[Input records start]

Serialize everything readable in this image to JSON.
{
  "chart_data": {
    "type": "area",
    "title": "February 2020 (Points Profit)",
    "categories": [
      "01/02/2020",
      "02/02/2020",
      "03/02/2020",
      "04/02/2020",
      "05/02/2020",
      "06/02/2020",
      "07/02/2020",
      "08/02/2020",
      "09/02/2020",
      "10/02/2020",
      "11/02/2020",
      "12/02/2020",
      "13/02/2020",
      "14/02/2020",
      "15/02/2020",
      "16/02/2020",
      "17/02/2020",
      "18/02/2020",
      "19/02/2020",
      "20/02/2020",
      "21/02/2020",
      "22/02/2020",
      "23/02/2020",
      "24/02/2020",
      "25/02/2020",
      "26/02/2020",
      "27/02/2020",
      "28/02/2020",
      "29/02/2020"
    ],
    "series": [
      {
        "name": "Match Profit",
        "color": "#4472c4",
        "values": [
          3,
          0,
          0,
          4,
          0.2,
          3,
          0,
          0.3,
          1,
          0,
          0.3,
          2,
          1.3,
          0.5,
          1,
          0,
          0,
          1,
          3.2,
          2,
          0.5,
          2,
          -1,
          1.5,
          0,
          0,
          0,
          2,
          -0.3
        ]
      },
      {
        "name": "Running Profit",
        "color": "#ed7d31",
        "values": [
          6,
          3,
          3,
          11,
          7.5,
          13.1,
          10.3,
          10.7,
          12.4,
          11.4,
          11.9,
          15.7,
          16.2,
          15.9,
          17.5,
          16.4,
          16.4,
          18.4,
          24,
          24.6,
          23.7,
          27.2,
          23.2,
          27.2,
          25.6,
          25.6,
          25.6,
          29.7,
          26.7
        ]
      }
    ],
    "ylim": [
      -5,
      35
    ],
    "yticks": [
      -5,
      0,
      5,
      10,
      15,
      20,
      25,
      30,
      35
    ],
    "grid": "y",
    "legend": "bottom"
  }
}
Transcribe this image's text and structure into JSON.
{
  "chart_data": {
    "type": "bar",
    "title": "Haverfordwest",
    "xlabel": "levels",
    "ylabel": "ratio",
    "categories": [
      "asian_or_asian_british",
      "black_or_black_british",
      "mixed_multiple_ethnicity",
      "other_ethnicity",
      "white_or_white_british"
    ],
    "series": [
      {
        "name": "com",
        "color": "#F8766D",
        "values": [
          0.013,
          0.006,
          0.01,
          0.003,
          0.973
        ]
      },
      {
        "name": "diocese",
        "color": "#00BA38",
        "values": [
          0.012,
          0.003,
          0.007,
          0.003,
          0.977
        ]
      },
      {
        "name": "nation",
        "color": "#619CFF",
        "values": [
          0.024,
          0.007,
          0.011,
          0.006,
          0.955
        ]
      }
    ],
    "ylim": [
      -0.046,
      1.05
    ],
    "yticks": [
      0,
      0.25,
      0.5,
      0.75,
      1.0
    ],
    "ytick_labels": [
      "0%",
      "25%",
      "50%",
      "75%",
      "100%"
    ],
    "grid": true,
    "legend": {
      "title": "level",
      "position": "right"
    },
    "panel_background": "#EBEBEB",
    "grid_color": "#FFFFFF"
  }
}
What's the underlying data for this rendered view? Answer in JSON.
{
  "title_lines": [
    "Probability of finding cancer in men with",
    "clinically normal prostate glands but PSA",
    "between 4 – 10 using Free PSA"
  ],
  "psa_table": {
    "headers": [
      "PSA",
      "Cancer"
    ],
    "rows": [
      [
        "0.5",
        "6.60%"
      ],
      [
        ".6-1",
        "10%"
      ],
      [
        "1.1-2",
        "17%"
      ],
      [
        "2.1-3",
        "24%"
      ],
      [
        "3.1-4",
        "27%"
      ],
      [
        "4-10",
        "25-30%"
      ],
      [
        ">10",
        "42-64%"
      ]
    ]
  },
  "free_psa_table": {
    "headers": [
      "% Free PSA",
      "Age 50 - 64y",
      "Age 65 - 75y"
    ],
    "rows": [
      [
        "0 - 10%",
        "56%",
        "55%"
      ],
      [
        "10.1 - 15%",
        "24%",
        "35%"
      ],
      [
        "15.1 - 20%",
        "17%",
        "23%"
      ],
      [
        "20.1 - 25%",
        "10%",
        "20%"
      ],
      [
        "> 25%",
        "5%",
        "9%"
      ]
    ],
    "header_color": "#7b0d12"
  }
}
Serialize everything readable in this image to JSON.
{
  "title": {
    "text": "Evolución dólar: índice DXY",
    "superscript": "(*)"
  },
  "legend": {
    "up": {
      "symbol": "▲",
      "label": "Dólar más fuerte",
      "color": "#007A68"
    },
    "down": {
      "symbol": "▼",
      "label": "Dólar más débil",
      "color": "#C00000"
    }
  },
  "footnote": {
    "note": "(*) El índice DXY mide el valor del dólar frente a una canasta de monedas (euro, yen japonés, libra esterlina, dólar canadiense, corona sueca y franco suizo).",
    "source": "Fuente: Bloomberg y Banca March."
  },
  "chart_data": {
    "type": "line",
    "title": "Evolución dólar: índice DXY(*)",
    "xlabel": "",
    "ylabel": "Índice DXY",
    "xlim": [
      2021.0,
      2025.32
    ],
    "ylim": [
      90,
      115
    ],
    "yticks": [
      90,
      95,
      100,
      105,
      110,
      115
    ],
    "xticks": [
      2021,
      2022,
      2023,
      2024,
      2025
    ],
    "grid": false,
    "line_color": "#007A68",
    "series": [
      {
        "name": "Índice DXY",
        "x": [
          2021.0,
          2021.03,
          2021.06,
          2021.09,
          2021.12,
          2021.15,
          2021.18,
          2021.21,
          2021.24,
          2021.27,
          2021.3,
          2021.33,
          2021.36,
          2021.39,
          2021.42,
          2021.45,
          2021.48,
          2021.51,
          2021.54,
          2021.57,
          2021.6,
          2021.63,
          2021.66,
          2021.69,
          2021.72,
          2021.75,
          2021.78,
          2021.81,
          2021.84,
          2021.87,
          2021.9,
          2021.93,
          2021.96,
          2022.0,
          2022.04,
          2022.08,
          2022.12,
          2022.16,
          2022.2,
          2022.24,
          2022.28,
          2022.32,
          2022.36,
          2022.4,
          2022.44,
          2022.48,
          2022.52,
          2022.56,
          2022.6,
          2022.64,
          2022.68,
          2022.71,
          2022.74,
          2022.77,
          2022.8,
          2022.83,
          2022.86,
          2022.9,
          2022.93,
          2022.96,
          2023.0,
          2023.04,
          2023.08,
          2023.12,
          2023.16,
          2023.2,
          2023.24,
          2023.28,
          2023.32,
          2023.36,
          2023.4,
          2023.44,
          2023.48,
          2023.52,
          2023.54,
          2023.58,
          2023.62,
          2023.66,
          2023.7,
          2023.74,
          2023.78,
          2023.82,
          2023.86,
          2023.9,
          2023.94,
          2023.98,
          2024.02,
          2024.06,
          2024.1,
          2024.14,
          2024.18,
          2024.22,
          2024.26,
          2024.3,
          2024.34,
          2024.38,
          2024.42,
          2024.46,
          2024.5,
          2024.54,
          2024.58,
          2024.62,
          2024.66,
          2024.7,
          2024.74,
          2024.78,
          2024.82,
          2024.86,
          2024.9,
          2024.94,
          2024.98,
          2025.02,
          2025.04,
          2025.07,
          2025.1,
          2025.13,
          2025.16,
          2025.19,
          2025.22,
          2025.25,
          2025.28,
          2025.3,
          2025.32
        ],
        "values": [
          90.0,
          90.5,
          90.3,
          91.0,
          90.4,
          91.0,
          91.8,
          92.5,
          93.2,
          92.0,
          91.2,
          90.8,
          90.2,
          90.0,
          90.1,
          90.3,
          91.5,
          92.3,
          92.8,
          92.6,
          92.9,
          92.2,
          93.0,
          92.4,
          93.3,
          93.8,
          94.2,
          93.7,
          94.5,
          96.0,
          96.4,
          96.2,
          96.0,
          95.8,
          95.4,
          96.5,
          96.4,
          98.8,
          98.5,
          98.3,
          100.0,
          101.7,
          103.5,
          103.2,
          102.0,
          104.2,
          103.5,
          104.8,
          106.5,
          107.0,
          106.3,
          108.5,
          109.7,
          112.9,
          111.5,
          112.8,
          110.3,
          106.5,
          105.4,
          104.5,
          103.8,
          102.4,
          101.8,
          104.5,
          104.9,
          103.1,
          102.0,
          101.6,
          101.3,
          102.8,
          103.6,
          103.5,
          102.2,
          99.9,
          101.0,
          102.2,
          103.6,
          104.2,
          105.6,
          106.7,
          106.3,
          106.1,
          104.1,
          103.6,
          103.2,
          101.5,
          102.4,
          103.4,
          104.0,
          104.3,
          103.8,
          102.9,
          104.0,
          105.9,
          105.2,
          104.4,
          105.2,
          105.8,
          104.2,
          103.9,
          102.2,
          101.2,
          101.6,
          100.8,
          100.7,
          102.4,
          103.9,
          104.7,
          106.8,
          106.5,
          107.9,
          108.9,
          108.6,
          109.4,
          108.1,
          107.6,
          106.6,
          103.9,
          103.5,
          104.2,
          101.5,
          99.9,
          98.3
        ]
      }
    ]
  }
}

[Input records end]

Work required: Give the number of lines in the entries above that include the string "Profit". No other output is expected.

Full solution: 3